Element and region listings
--*--

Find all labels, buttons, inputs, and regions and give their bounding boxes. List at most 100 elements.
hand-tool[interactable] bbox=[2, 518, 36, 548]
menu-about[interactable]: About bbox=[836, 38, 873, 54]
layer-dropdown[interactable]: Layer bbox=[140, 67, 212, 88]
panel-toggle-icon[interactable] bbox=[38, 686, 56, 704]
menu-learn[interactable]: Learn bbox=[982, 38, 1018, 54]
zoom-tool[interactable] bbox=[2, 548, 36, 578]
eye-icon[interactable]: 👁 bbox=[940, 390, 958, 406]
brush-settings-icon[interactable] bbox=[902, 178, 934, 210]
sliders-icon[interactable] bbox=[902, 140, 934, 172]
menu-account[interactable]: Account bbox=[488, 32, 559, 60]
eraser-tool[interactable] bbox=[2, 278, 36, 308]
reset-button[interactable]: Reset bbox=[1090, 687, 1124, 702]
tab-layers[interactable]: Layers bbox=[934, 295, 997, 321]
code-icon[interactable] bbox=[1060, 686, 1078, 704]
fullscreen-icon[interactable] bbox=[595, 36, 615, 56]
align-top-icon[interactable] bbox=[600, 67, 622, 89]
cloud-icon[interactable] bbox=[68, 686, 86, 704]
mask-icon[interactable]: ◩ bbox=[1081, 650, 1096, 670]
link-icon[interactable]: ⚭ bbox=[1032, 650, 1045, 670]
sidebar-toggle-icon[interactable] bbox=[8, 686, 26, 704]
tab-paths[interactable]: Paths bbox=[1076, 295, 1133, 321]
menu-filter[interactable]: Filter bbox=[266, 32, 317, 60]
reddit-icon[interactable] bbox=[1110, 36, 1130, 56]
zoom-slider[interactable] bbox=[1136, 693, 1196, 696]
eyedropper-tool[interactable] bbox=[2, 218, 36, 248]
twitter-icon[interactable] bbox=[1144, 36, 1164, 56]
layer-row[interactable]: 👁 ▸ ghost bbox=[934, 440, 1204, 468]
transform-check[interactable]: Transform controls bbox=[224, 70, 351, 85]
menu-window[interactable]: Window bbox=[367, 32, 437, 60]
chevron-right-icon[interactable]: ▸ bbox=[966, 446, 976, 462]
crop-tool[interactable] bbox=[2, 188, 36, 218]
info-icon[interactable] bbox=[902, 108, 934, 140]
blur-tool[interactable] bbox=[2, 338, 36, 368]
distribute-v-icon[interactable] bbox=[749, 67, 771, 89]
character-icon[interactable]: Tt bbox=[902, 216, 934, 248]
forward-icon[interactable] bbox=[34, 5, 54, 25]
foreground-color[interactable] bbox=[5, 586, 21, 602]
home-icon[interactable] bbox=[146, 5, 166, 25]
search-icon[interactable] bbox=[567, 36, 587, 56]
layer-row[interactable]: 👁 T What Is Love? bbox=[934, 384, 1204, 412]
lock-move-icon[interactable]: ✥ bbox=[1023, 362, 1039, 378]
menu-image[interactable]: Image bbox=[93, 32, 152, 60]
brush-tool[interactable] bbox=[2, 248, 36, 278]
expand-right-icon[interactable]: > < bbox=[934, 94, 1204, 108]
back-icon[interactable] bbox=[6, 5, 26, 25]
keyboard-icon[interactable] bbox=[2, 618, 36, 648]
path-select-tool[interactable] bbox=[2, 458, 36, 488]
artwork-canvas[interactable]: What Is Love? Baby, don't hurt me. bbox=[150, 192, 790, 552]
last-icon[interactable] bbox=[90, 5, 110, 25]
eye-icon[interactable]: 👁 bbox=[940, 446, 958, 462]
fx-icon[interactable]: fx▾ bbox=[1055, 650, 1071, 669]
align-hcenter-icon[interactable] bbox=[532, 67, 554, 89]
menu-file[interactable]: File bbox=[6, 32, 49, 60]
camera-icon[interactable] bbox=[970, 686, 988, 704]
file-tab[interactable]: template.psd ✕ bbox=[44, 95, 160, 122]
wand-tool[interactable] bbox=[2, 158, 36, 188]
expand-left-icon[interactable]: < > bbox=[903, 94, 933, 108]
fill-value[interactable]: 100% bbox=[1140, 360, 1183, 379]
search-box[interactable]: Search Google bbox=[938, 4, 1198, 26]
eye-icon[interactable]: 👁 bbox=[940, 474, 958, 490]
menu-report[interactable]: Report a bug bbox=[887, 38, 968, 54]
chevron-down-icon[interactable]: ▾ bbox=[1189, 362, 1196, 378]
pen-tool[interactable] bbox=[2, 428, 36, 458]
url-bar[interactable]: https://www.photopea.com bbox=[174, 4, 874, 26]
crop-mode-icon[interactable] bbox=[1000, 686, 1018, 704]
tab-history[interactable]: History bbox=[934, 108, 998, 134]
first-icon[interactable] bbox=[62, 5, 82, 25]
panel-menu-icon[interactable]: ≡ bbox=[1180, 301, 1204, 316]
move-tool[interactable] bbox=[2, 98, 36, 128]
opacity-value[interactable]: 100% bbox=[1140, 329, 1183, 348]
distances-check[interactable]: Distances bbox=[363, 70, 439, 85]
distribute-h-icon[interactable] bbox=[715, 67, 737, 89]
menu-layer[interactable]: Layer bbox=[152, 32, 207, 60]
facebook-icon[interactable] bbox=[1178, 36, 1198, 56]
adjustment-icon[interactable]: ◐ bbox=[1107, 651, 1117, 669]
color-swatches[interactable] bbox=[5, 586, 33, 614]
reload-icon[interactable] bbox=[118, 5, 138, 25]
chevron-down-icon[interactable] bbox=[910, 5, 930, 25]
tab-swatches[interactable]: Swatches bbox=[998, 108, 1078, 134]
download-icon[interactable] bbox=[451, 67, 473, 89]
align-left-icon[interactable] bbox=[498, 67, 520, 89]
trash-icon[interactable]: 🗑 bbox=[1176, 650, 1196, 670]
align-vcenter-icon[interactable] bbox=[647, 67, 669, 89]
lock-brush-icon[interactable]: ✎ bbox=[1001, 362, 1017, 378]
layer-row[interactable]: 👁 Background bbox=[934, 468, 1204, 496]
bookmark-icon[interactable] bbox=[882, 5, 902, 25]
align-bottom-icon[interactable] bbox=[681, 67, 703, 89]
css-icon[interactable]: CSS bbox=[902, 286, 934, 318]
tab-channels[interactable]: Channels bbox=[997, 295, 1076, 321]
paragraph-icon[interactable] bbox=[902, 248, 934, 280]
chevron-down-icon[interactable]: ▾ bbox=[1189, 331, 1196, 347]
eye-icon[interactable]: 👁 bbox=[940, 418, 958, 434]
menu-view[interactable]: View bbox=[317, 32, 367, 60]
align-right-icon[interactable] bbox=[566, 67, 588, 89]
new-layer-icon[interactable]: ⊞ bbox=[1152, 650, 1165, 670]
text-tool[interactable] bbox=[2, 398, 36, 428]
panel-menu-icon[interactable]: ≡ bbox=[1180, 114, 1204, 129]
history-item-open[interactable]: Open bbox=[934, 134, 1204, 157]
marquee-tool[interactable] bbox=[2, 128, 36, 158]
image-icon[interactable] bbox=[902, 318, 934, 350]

--*--

=== EXERCISE ===
Count the lines in the material above that contain the string "distribute", matching case exactly. Give only the number.

=== REPLY ===
2